Items from a figure collection
◆ ◆ ◆ ◆

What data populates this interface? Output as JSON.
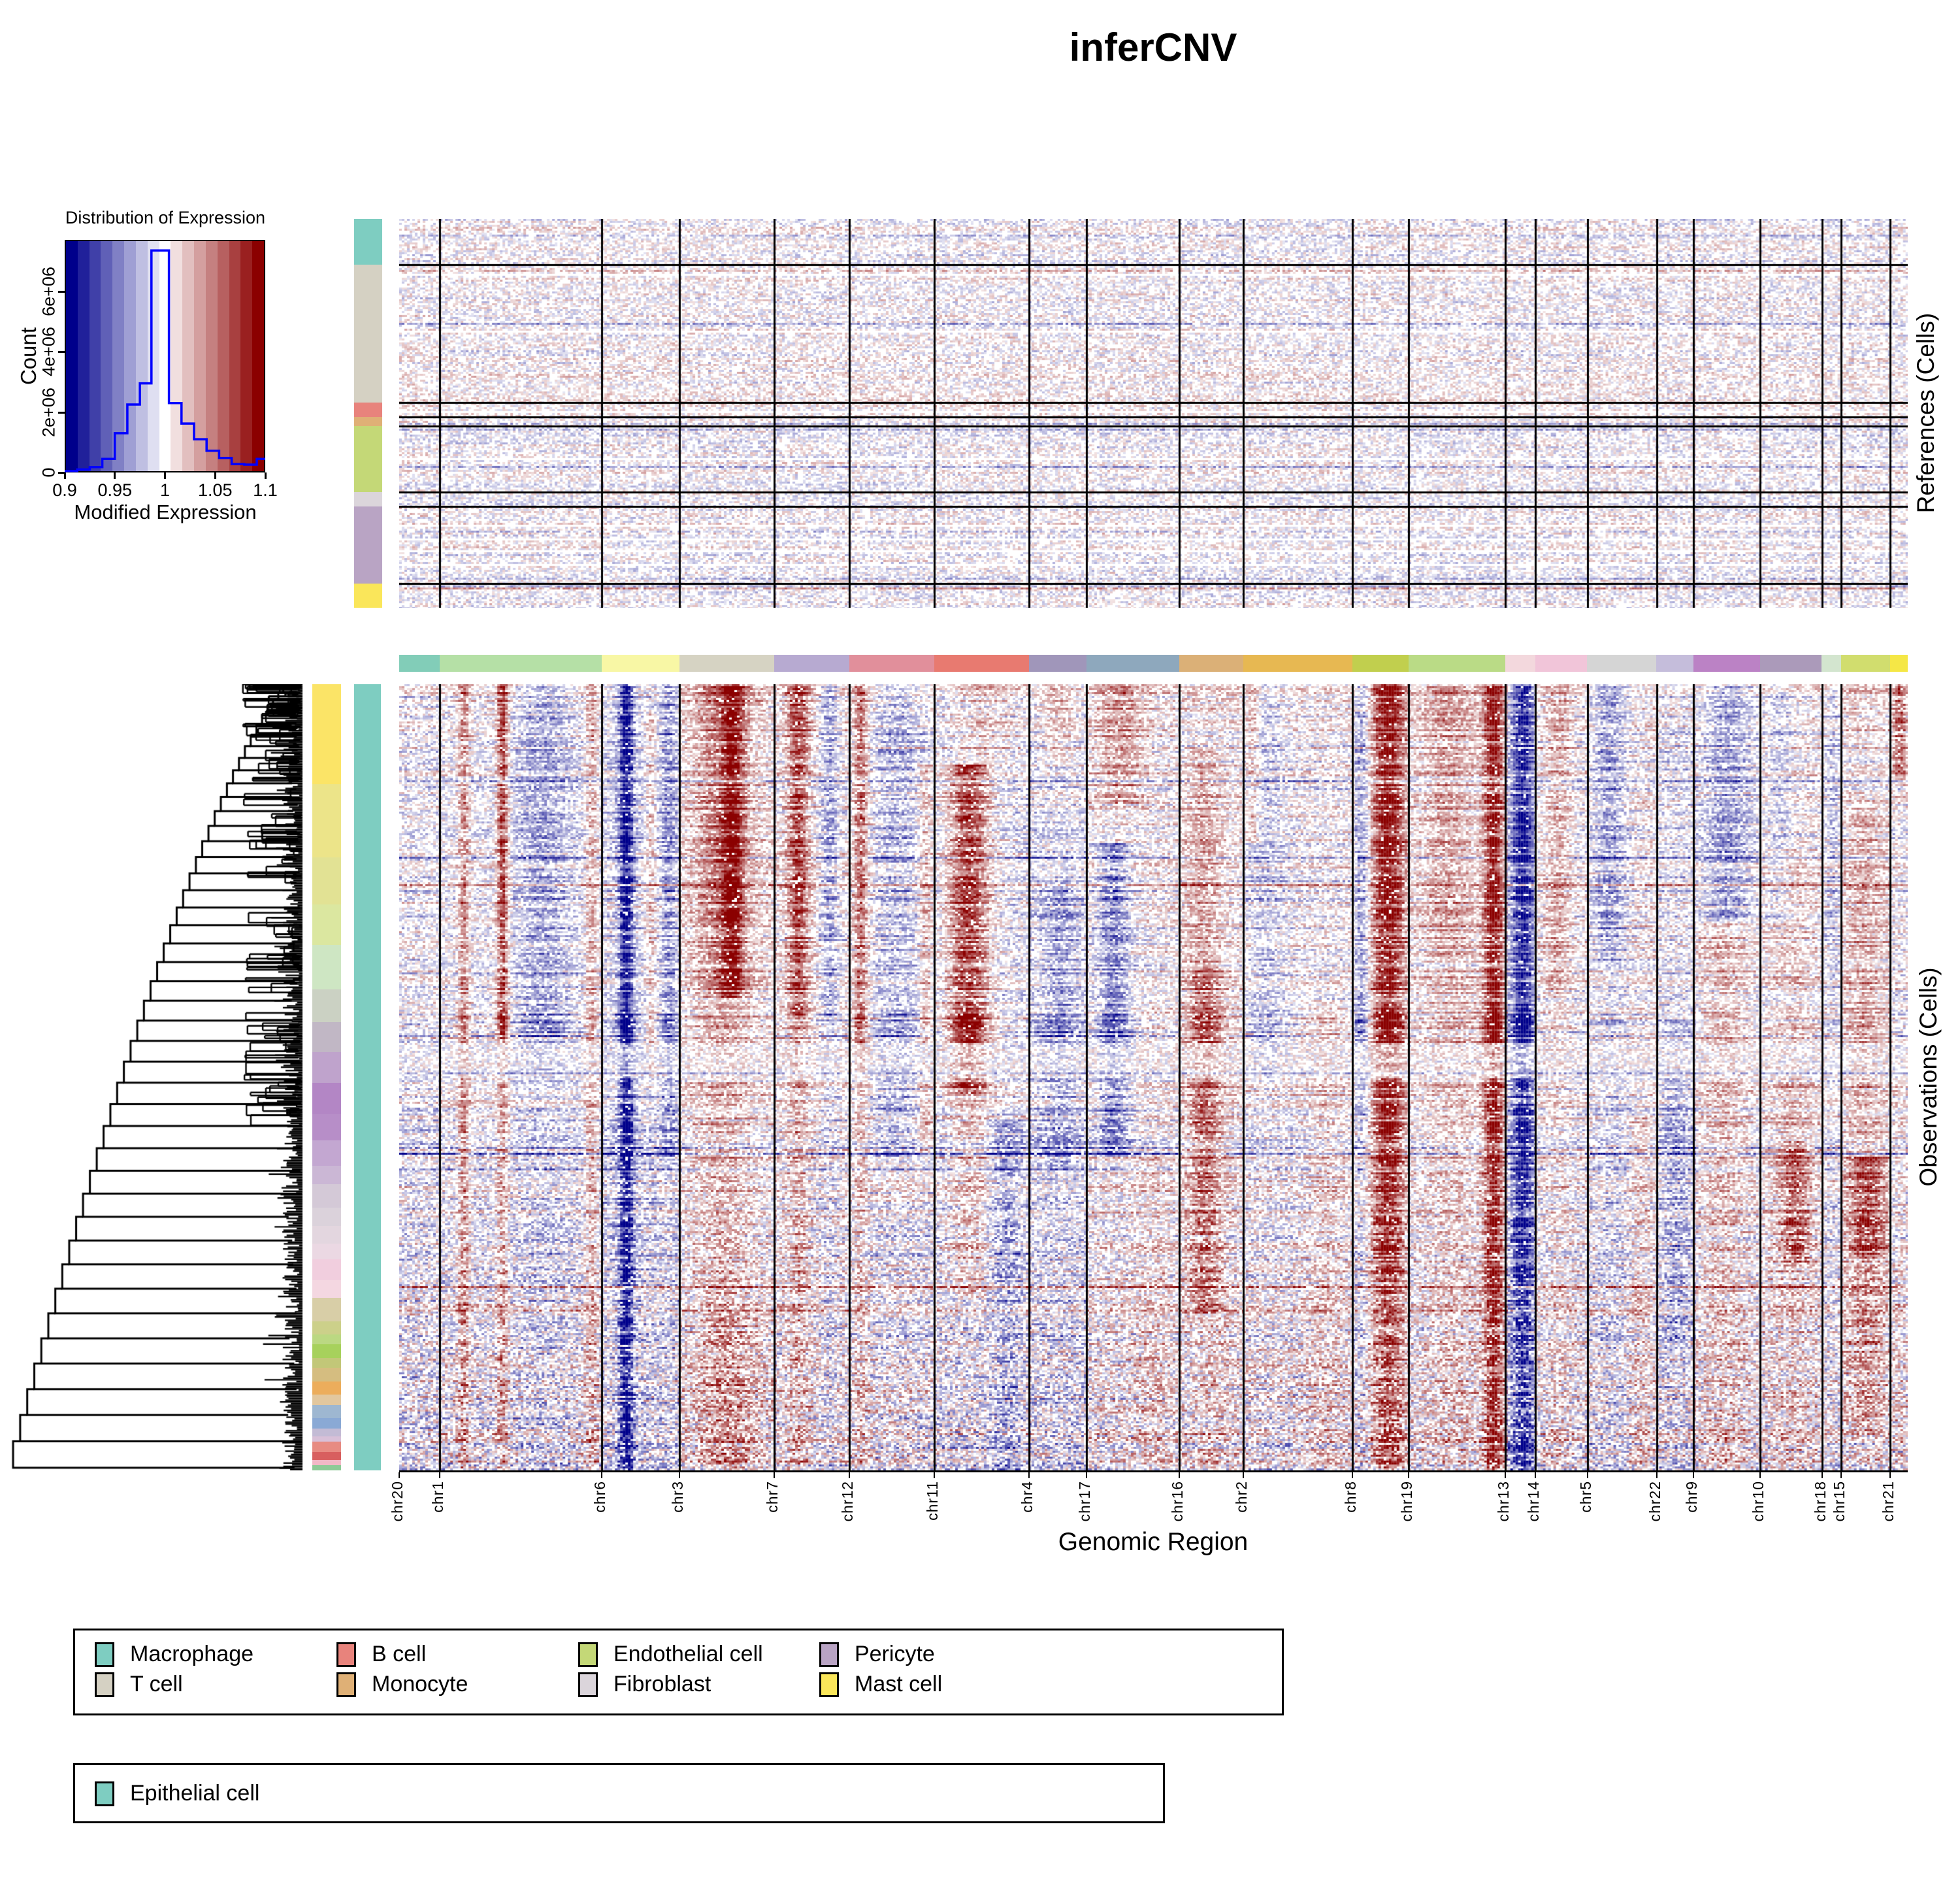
{
  "title": "inferCNV",
  "distribution": {
    "title": "Distribution of Expression",
    "xlabel": "Modified Expression",
    "ylabel": "Count",
    "xticks": [
      "0.9",
      "0.95",
      "1",
      "1.05",
      "1.1"
    ],
    "xtick_values": [
      0.9,
      0.95,
      1.0,
      1.05,
      1.1
    ],
    "yticks": [
      "0",
      "2e+06",
      "4e+06",
      "6e+06"
    ],
    "ytick_values": [
      0,
      2000000,
      4000000,
      6000000
    ],
    "line_color": "#0000ff"
  },
  "references": {
    "side_label": "References (Cells)"
  },
  "observations": {
    "side_label": "Observations (Cells)",
    "epithelial_bar_color": "#7ecdc1",
    "dendrogram": {
      "chain_joins": 44,
      "leaf_fringe_step": 2.6
    }
  },
  "xaxis": {
    "label": "Genomic Region"
  },
  "legend_celltypes": {
    "items": [
      {
        "label": "Macrophage",
        "color": "#7ecdc1"
      },
      {
        "label": "T cell",
        "color": "#d5d1c3"
      },
      {
        "label": "B cell",
        "color": "#e8837c"
      },
      {
        "label": "Monocyte",
        "color": "#dfb076"
      },
      {
        "label": "Endothelial cell",
        "color": "#c4d877"
      },
      {
        "label": "Fibroblast",
        "color": "#dbd5db"
      },
      {
        "label": "Pericyte",
        "color": "#b9a4c4"
      },
      {
        "label": "Mast cell",
        "color": "#fae65a"
      }
    ]
  },
  "legend_observations": {
    "items": [
      {
        "label": "Epithelial cell",
        "color": "#7ecdc1"
      }
    ]
  },
  "chart_data": {
    "type": "heatmap",
    "title": "inferCNV",
    "xlabel": "Genomic Region",
    "colormap": {
      "low": "#00008b",
      "mid": "#ffffff",
      "high": "#8b0000",
      "domain": [
        0.9,
        1.0,
        1.1
      ],
      "bands": 17
    },
    "expression_histogram": {
      "type": "histogram",
      "title": "Distribution of Expression",
      "xlabel": "Modified Expression",
      "ylabel": "Count",
      "xlim": [
        0.9,
        1.1
      ],
      "ylim": [
        0,
        7700000
      ],
      "bins": [
        [
          0.9,
          0.9125,
          50000
        ],
        [
          0.9125,
          0.925,
          100000
        ],
        [
          0.925,
          0.9375,
          180000
        ],
        [
          0.9375,
          0.95,
          450000
        ],
        [
          0.95,
          0.9625,
          1300000
        ],
        [
          0.9625,
          0.975,
          2250000
        ],
        [
          0.975,
          0.9865,
          2950000
        ],
        [
          0.9865,
          1.004,
          7350000
        ],
        [
          1.004,
          1.0165,
          2300000
        ],
        [
          1.0165,
          1.029,
          1620000
        ],
        [
          1.029,
          1.0415,
          1100000
        ],
        [
          1.0415,
          1.054,
          720000
        ],
        [
          1.054,
          1.0665,
          480000
        ],
        [
          1.0665,
          1.079,
          280000
        ],
        [
          1.079,
          1.0915,
          260000
        ],
        [
          1.0915,
          1.1,
          450000
        ]
      ]
    },
    "chromosomes": [
      {
        "name": "chr20",
        "width_frac": 0.0269,
        "bar_color": "#82cdb8",
        "cnv_base": -0.06,
        "cnv_bands": []
      },
      {
        "name": "chr1",
        "width_frac": 0.1074,
        "bar_color": "#b5e0a6",
        "cnv_base": -0.04,
        "cnv_bands": [
          {
            "p": 0.14,
            "w": 0.035,
            "v": 0.5,
            "r0": 0,
            "r1": 1
          },
          {
            "p": 0.38,
            "w": 0.035,
            "v": 0.85,
            "r0": 0,
            "r1": 0.45
          },
          {
            "p": 0.38,
            "w": 0.035,
            "v": 0.45,
            "r0": 0.45,
            "r1": 1
          },
          {
            "p": 0.63,
            "w": 0.18,
            "v": -0.3,
            "r0": 0,
            "r1": 0.5
          },
          {
            "p": 0.63,
            "w": 0.18,
            "v": -0.12,
            "r0": 0.5,
            "r1": 1
          },
          {
            "p": 0.93,
            "w": 0.04,
            "v": 0.35,
            "r0": 0,
            "r1": 1
          }
        ]
      },
      {
        "name": "chr6",
        "width_frac": 0.0515,
        "bar_color": "#f8f7a5",
        "cnv_base": -0.12,
        "cnv_bands": [
          {
            "p": 0.3,
            "w": 0.09,
            "v": -0.95,
            "r0": 0,
            "r1": 1
          },
          {
            "p": 0.62,
            "w": 0.07,
            "v": 0.3,
            "r0": 0.03,
            "r1": 0.5
          },
          {
            "p": 0.85,
            "w": 0.1,
            "v": -0.3,
            "r0": 0,
            "r1": 0.6
          }
        ]
      },
      {
        "name": "chr3",
        "width_frac": 0.0628,
        "bar_color": "#d6d3c3",
        "cnv_base": 0.05,
        "cnv_bands": [
          {
            "p": 0.45,
            "w": 0.3,
            "v": 0.5,
            "r0": 0,
            "r1": 0.4
          },
          {
            "p": 0.55,
            "w": 0.1,
            "v": 0.65,
            "r0": 0,
            "r1": 0.4
          },
          {
            "p": 0.45,
            "w": 0.3,
            "v": 0.25,
            "r0": 0.4,
            "r1": 0.8
          },
          {
            "p": 0.5,
            "w": 0.3,
            "v": 0.4,
            "r0": 0.8,
            "r1": 1
          }
        ]
      },
      {
        "name": "chr7",
        "width_frac": 0.0498,
        "bar_color": "#b7aad1",
        "cnv_base": 0.04,
        "cnv_bands": [
          {
            "p": 0.3,
            "w": 0.14,
            "v": 0.7,
            "r0": 0,
            "r1": 0.42
          },
          {
            "p": 0.3,
            "w": 0.14,
            "v": 0.3,
            "r0": 0.42,
            "r1": 1
          },
          {
            "p": 0.72,
            "w": 0.12,
            "v": -0.4,
            "r0": 0,
            "r1": 0.42
          },
          {
            "p": 0.72,
            "w": 0.12,
            "v": -0.12,
            "r0": 0.42,
            "r1": 1
          }
        ]
      },
      {
        "name": "chr12",
        "width_frac": 0.0563,
        "bar_color": "#e18f9b",
        "cnv_base": -0.03,
        "cnv_bands": [
          {
            "p": 0.12,
            "w": 0.09,
            "v": 0.6,
            "r0": 0,
            "r1": 0.5
          },
          {
            "p": 0.12,
            "w": 0.09,
            "v": 0.25,
            "r0": 0.5,
            "r1": 1
          },
          {
            "p": 0.55,
            "w": 0.28,
            "v": -0.22,
            "r0": 0,
            "r1": 0.6
          },
          {
            "p": 0.88,
            "w": 0.08,
            "v": 0.3,
            "r0": 0.1,
            "r1": 0.6
          }
        ]
      },
      {
        "name": "chr11",
        "width_frac": 0.0628,
        "bar_color": "#e87a70",
        "cnv_base": -0.08,
        "cnv_bands": [
          {
            "p": 0.35,
            "w": 0.22,
            "v": 0.85,
            "r0": 0.1,
            "r1": 0.52
          },
          {
            "p": 0.35,
            "w": 0.22,
            "v": 0.3,
            "r0": 0.52,
            "r1": 0.78
          },
          {
            "p": 0.5,
            "w": 0.3,
            "v": 0.2,
            "r0": 0,
            "r1": 0.1
          },
          {
            "p": 0.75,
            "w": 0.15,
            "v": -0.25,
            "r0": 0.55,
            "r1": 1
          }
        ]
      },
      {
        "name": "chr4",
        "width_frac": 0.0381,
        "bar_color": "#a096ba",
        "cnv_base": -0.1,
        "cnv_bands": [
          {
            "p": 0.5,
            "w": 0.35,
            "v": 0.3,
            "r0": 0,
            "r1": 0.1
          },
          {
            "p": 0.5,
            "w": 0.3,
            "v": -0.25,
            "r0": 0.25,
            "r1": 0.62
          }
        ]
      },
      {
        "name": "chr17",
        "width_frac": 0.0615,
        "bar_color": "#8ea8bd",
        "cnv_base": 0.03,
        "cnv_bands": [
          {
            "p": 0.35,
            "w": 0.25,
            "v": 0.35,
            "r0": 0,
            "r1": 0.15
          },
          {
            "p": 0.28,
            "w": 0.18,
            "v": -0.5,
            "r0": 0.2,
            "r1": 0.6
          },
          {
            "p": 0.7,
            "w": 0.2,
            "v": 0.15,
            "r0": 0.6,
            "r1": 1
          }
        ]
      },
      {
        "name": "chr16",
        "width_frac": 0.0424,
        "bar_color": "#dbb077",
        "cnv_base": 0.05,
        "cnv_bands": [
          {
            "p": 0.35,
            "w": 0.28,
            "v": 0.3,
            "r0": 0.08,
            "r1": 0.35
          },
          {
            "p": 0.38,
            "w": 0.28,
            "v": 0.55,
            "r0": 0.35,
            "r1": 0.8
          },
          {
            "p": 0.5,
            "w": 0.3,
            "v": 0.15,
            "r0": 0.8,
            "r1": 1
          }
        ]
      },
      {
        "name": "chr2",
        "width_frac": 0.0723,
        "bar_color": "#e7b852",
        "cnv_base": 0.0,
        "cnv_bands": [
          {
            "p": 0.2,
            "w": 0.18,
            "v": -0.2,
            "r0": 0,
            "r1": 0.5
          },
          {
            "p": 0.75,
            "w": 0.2,
            "v": 0.18,
            "r0": 0.4,
            "r1": 1
          },
          {
            "p": 0.08,
            "w": 0.06,
            "v": 0.3,
            "r0": 0,
            "r1": 0.2
          }
        ]
      },
      {
        "name": "chr8",
        "width_frac": 0.0372,
        "bar_color": "#c1cf4e",
        "cnv_base": 0.05,
        "cnv_bands": [
          {
            "p": 0.15,
            "w": 0.15,
            "v": -0.45,
            "r0": 0,
            "r1": 0.55
          },
          {
            "p": 0.15,
            "w": 0.15,
            "v": -0.2,
            "r0": 0.55,
            "r1": 1
          },
          {
            "p": 0.62,
            "w": 0.3,
            "v": 0.95,
            "r0": 0,
            "r1": 0.75
          },
          {
            "p": 0.62,
            "w": 0.3,
            "v": 0.7,
            "r0": 0.75,
            "r1": 1
          }
        ]
      },
      {
        "name": "chr19",
        "width_frac": 0.0641,
        "bar_color": "#badb86",
        "cnv_base": 0.06,
        "cnv_bands": [
          {
            "p": 0.4,
            "w": 0.25,
            "v": 0.3,
            "r0": 0,
            "r1": 0.35
          },
          {
            "p": 0.45,
            "w": 0.25,
            "v": 0.15,
            "r0": 0.35,
            "r1": 1
          },
          {
            "p": 0.87,
            "w": 0.1,
            "v": 0.95,
            "r0": 0,
            "r1": 1
          }
        ]
      },
      {
        "name": "chr13",
        "width_frac": 0.0199,
        "bar_color": "#f3d8dd",
        "cnv_base": -0.1,
        "cnv_bands": [
          {
            "p": 0.55,
            "w": 0.38,
            "v": -0.85,
            "r0": 0,
            "r1": 1
          }
        ]
      },
      {
        "name": "chr14",
        "width_frac": 0.0346,
        "bar_color": "#f1c5d9",
        "cnv_base": 0.0,
        "cnv_bands": [
          {
            "p": 0.4,
            "w": 0.25,
            "v": 0.3,
            "r0": 0,
            "r1": 0.4
          },
          {
            "p": 0.4,
            "w": 0.25,
            "v": 0.12,
            "r0": 0.4,
            "r1": 1
          }
        ]
      },
      {
        "name": "chr5",
        "width_frac": 0.0459,
        "bar_color": "#d5d5d5",
        "cnv_base": 0.02,
        "cnv_bands": [
          {
            "p": 0.3,
            "w": 0.25,
            "v": -0.4,
            "r0": 0,
            "r1": 0.35
          },
          {
            "p": 0.35,
            "w": 0.3,
            "v": -0.15,
            "r0": 0.35,
            "r1": 1
          },
          {
            "p": 0.75,
            "w": 0.15,
            "v": 0.2,
            "r0": 0.55,
            "r1": 1
          }
        ]
      },
      {
        "name": "chr22",
        "width_frac": 0.0243,
        "bar_color": "#c5bddb",
        "cnv_base": -0.08,
        "cnv_bands": [
          {
            "p": 0.5,
            "w": 0.35,
            "v": -0.25,
            "r0": 0.5,
            "r1": 0.85
          }
        ]
      },
      {
        "name": "chr9",
        "width_frac": 0.0442,
        "bar_color": "#bb82c5",
        "cnv_base": 0.0,
        "cnv_bands": [
          {
            "p": 0.5,
            "w": 0.35,
            "v": -0.35,
            "r0": 0,
            "r1": 0.3
          },
          {
            "p": 0.45,
            "w": 0.35,
            "v": 0.25,
            "r0": 0.3,
            "r1": 1
          }
        ]
      },
      {
        "name": "chr10",
        "width_frac": 0.0411,
        "bar_color": "#ab9aba",
        "cnv_base": 0.04,
        "cnv_bands": [
          {
            "p": 0.5,
            "w": 0.35,
            "v": 0.15,
            "r0": 0.2,
            "r1": 1
          },
          {
            "p": 0.55,
            "w": 0.25,
            "v": 0.55,
            "r0": 0.58,
            "r1": 0.74
          },
          {
            "p": 0.3,
            "w": 0.2,
            "v": -0.2,
            "r0": 0,
            "r1": 0.3
          }
        ]
      },
      {
        "name": "chr18",
        "width_frac": 0.0126,
        "bar_color": "#d3e5cf",
        "cnv_base": -0.04,
        "cnv_bands": [
          {
            "p": 0.5,
            "w": 0.3,
            "v": -0.15,
            "r0": 0,
            "r1": 0.4
          }
        ]
      },
      {
        "name": "chr15",
        "width_frac": 0.0325,
        "bar_color": "#d1dd6e",
        "cnv_base": 0.1,
        "cnv_bands": [
          {
            "p": 0.5,
            "w": 0.4,
            "v": 0.75,
            "r0": 0.6,
            "r1": 0.73
          },
          {
            "p": 0.5,
            "w": 0.4,
            "v": 0.3,
            "r0": 0.73,
            "r1": 0.95
          },
          {
            "p": 0.45,
            "w": 0.3,
            "v": 0.2,
            "r0": 0.15,
            "r1": 0.6
          }
        ]
      },
      {
        "name": "chr21",
        "width_frac": 0.0117,
        "bar_color": "#f5e746",
        "cnv_base": 0.0,
        "cnv_bands": [
          {
            "p": 0.5,
            "w": 0.4,
            "v": 0.6,
            "r0": 0,
            "r1": 0.12
          },
          {
            "p": 0.5,
            "w": 0.4,
            "v": 0.12,
            "r0": 0.5,
            "r1": 1
          }
        ]
      }
    ],
    "reference_groups": [
      {
        "name": "Macrophage",
        "color": "#7ecdc1",
        "frac": 0.118
      },
      {
        "name": "T cell",
        "color": "#d5d1c3",
        "frac": 0.354
      },
      {
        "name": "B cell",
        "color": "#e8837c",
        "frac": 0.037
      },
      {
        "name": "Monocyte",
        "color": "#dfb076",
        "frac": 0.024
      },
      {
        "name": "Endothelial cell",
        "color": "#c4d877",
        "frac": 0.169
      },
      {
        "name": "Fibroblast",
        "color": "#dbd5db",
        "frac": 0.037
      },
      {
        "name": "Pericyte",
        "color": "#b9a4c4",
        "frac": 0.199
      },
      {
        "name": "Mast cell",
        "color": "#fae65a",
        "frac": 0.062
      }
    ],
    "observation_subclusters": [
      {
        "color": "#fbe467",
        "frac": 0.127
      },
      {
        "color": "#ece489",
        "frac": 0.093
      },
      {
        "color": "#e2e294",
        "frac": 0.06
      },
      {
        "color": "#dbe7a0",
        "frac": 0.052
      },
      {
        "color": "#cee6c3",
        "frac": 0.056
      },
      {
        "color": "#cbd1c3",
        "frac": 0.042
      },
      {
        "color": "#c1b7c5",
        "frac": 0.038
      },
      {
        "color": "#bfa3cc",
        "frac": 0.039
      },
      {
        "color": "#b386c5",
        "frac": 0.04
      },
      {
        "color": "#b78ec8",
        "frac": 0.033
      },
      {
        "color": "#c3a7d1",
        "frac": 0.033
      },
      {
        "color": "#cbb7d5",
        "frac": 0.023
      },
      {
        "color": "#d4c9d7",
        "frac": 0.03
      },
      {
        "color": "#dbd2db",
        "frac": 0.023
      },
      {
        "color": "#e3d6df",
        "frac": 0.023
      },
      {
        "color": "#ebd8e3",
        "frac": 0.02
      },
      {
        "color": "#f1cede",
        "frac": 0.026
      },
      {
        "color": "#f4d7e1",
        "frac": 0.023
      },
      {
        "color": "#d8cea7",
        "frac": 0.03
      },
      {
        "color": "#ccd08a",
        "frac": 0.016
      },
      {
        "color": "#bbd882",
        "frac": 0.013
      },
      {
        "color": "#a7d15c",
        "frac": 0.017
      },
      {
        "color": "#c2c778",
        "frac": 0.013
      },
      {
        "color": "#d5bd80",
        "frac": 0.017
      },
      {
        "color": "#ecad5c",
        "frac": 0.017
      },
      {
        "color": "#e2c79e",
        "frac": 0.013
      },
      {
        "color": "#9eb7d1",
        "frac": 0.017
      },
      {
        "color": "#8aa9d5",
        "frac": 0.013
      },
      {
        "color": "#c3bbd5",
        "frac": 0.01
      },
      {
        "color": "#d8c0d8",
        "frac": 0.007
      },
      {
        "color": "#e78b82",
        "frac": 0.013
      },
      {
        "color": "#d85f5f",
        "frac": 0.01
      },
      {
        "color": "#f2b8c6",
        "frac": 0.007
      },
      {
        "color": "#8eca97",
        "frac": 0.006
      }
    ]
  }
}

◆ ◆ ◆ ◆

**Task objective:**
Find the string "Endothelial" in the records, then copy each line where it occurs.

**Completed exercise:**
        "label": "Endothelial cell",
        "name": "Endothelial cell",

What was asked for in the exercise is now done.